Every entry needs to be reproduced exactly.

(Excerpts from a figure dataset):
┌──
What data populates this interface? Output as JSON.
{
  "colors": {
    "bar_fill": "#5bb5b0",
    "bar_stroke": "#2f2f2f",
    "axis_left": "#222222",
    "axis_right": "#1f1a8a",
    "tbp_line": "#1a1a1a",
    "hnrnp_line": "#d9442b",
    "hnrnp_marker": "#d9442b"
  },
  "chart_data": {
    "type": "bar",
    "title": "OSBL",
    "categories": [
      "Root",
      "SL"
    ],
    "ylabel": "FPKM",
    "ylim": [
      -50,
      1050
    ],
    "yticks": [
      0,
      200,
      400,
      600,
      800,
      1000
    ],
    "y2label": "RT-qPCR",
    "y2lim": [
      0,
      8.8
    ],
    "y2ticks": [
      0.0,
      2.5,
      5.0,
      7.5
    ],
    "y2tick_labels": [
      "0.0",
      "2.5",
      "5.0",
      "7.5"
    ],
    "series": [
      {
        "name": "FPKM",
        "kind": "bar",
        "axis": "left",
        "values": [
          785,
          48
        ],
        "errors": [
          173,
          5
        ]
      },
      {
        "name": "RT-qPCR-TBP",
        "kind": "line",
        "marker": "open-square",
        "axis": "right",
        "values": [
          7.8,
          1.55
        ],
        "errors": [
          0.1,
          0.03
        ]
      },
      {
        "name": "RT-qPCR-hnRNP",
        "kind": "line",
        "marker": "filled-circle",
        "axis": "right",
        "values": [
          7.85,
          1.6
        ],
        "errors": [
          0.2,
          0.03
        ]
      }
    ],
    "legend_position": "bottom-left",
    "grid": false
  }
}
└──
(RESULT):
What data populates this interface? Output as JSON.
{
  "colors": {
    "bar_fill": "#5bb5b0",
    "bar_stroke": "#2f2f2f",
    "axis_left": "#222222",
    "axis_right": "#1f1a8a",
    "tbp_line": "#1a1a1a",
    "hnrnp_line": "#d9442b",
    "hnrnp_marker": "#d9442b"
  },
  "chart_data": {
    "type": "bar",
    "title": "OSBL",
    "categories": [
      "Root",
      "SL"
    ],
    "ylabel": "FPKM",
    "ylim": [
      -50,
      1050
    ],
    "yticks": [
      0,
      200,
      400,
      600,
      800,
      1000
    ],
    "y2label": "RT-qPCR",
    "y2lim": [
      0,
      8.8
    ],
    "y2ticks": [
      0.0,
      2.5,
      5.0,
      7.5
    ],
    "y2tick_labels": [
      "0.0",
      "2.5",
      "5.0",
      "7.5"
    ],
    "series": [
      {
        "name": "FPKM",
        "kind": "bar",
        "axis": "left",
        "values": [
          785,
          48
        ],
        "errors": [
          173,
          5
        ]
      },
      {
        "name": "RT-qPCR-TBP",
        "kind": "line",
        "marker": "open-square",
        "axis": "right",
        "values": [
          7.8,
          1.55
        ],
        "errors": [
          0.1,
          0.03
        ]
      },
      {
        "name": "RT-qPCR-hnRNP",
        "kind": "line",
        "marker": "filled-circle",
        "axis": "right",
        "values": [
          7.85,
          1.6
        ],
        "errors": [
          0.2,
          0.03
        ]
      }
    ],
    "legend_position": "bottom-left",
    "grid": false
  }
}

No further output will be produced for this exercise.